- _WRITTEN REQUEST_
Read the lines that follow and pick out every one containing the word "xlabel".
>>>>>
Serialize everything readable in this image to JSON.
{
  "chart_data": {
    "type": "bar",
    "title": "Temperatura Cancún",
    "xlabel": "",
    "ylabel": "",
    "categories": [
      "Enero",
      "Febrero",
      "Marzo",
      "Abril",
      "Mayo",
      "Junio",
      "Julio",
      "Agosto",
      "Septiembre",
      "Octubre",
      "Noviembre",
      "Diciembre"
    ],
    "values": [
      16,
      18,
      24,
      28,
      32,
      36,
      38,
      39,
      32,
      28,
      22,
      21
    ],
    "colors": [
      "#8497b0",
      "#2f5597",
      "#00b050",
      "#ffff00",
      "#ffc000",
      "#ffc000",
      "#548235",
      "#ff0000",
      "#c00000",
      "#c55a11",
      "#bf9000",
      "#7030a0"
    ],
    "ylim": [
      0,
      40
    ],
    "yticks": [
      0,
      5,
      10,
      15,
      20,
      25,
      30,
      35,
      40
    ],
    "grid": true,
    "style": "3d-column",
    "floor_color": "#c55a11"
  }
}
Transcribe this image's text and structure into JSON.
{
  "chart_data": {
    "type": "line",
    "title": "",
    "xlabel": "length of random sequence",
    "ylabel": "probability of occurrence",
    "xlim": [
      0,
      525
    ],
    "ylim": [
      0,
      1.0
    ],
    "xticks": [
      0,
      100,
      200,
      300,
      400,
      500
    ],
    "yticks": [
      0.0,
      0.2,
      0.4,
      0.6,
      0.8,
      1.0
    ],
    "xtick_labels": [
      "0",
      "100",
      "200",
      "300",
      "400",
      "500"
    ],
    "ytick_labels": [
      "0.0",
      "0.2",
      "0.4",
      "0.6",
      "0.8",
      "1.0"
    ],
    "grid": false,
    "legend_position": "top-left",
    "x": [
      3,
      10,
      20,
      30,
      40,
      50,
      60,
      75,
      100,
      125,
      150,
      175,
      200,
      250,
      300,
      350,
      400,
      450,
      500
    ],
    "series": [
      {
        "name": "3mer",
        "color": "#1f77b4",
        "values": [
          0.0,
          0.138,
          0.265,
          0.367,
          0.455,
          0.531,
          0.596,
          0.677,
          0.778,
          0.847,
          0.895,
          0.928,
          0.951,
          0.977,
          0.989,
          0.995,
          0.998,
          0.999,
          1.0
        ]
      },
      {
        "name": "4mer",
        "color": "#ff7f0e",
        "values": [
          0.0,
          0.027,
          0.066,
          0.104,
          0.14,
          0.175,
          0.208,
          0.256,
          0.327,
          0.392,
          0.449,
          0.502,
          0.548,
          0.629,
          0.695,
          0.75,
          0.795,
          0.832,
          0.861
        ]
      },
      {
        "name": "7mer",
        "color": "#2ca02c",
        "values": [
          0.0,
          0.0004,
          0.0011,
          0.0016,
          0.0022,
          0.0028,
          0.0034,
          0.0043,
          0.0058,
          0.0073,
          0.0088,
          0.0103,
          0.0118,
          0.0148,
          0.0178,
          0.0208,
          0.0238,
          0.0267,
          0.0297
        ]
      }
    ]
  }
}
<<<<<
- _OUTPUT FOR THIS EXERCISE_
    "xlabel": "",
    "xlabel": "length of random sequence",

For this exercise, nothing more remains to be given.